**Stated task**
Every record must be repeated exactly; omit any pictures they contain.

**Recorded data**
◇ ◇ ◇ ◇ ◇

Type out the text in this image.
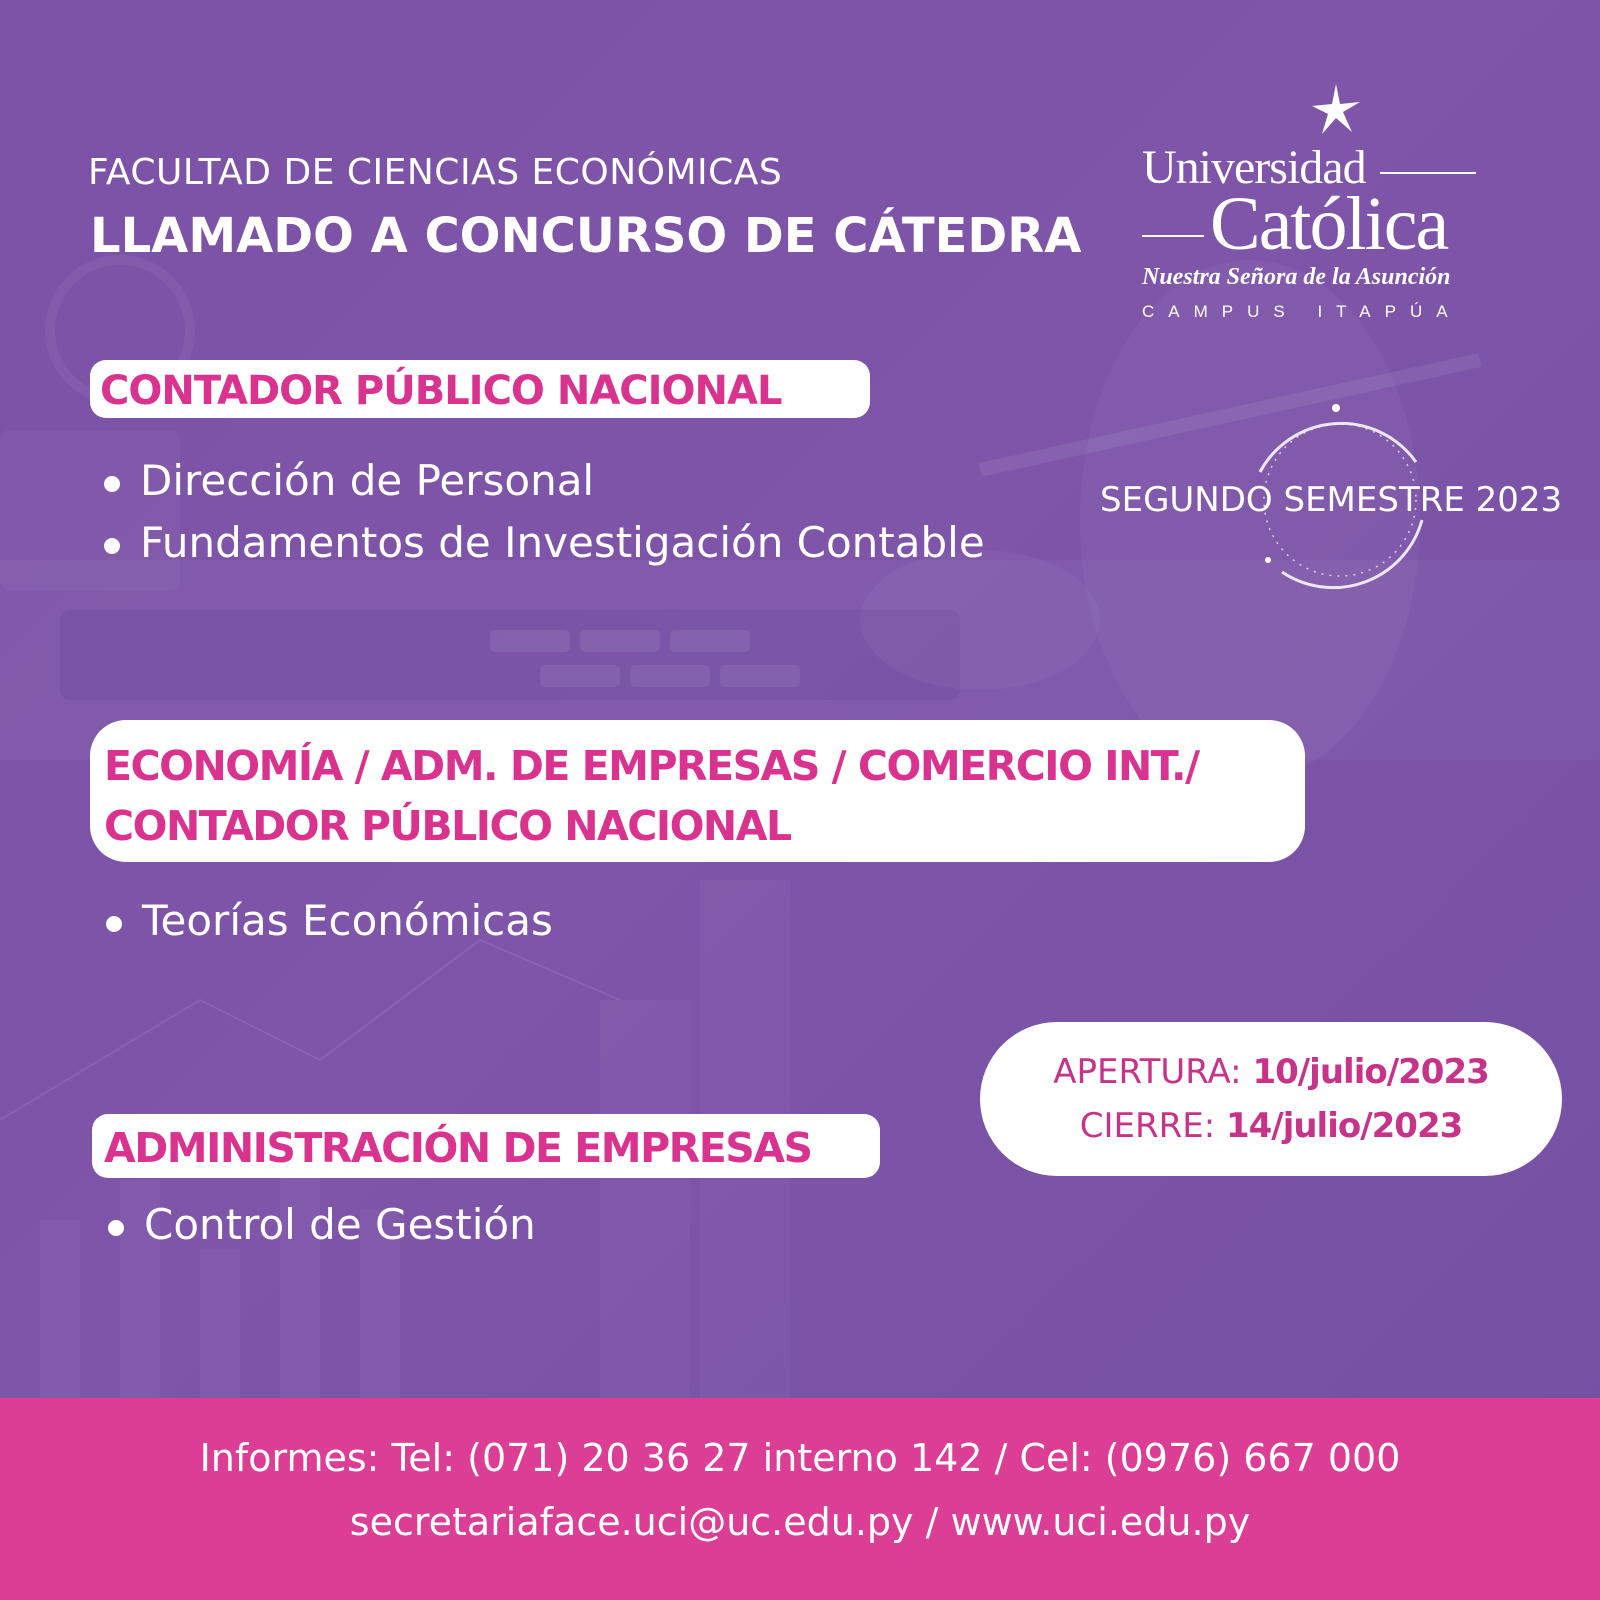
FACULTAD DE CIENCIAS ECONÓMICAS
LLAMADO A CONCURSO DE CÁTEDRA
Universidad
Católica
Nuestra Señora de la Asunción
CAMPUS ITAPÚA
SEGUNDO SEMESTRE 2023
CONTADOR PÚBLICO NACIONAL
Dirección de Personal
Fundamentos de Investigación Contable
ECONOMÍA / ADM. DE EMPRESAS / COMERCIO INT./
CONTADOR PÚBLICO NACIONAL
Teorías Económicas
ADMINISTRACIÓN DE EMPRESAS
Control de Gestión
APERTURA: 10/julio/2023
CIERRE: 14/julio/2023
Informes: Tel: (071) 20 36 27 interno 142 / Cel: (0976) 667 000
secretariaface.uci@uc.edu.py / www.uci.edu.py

◇ ◇ ◇ ◇ ◇

**The solution**
Type out the text in this image.
FACULTAD DE CIENCIAS ECONÓMICAS
LLAMADO A CONCURSO DE CÁTEDRA
Universidad
Católica
Nuestra Señora de la Asunción
CAMPUS ITAPÚA
SEGUNDO SEMESTRE 2023
CONTADOR PÚBLICO NACIONAL
Dirección de Personal
Fundamentos de Investigación Contable
ECONOMÍA / ADM. DE EMPRESAS / COMERCIO INT./
CONTADOR PÚBLICO NACIONAL
Teorías Económicas
ADMINISTRACIÓN DE EMPRESAS
Control de Gestión
APERTURA: 10/julio/2023
CIERRE: 14/julio/2023
Informes: Tel: (071) 20 36 27 interno 142 / Cel: (0976) 667 000
secretariaface.uci@uc.edu.py / www.uci.edu.py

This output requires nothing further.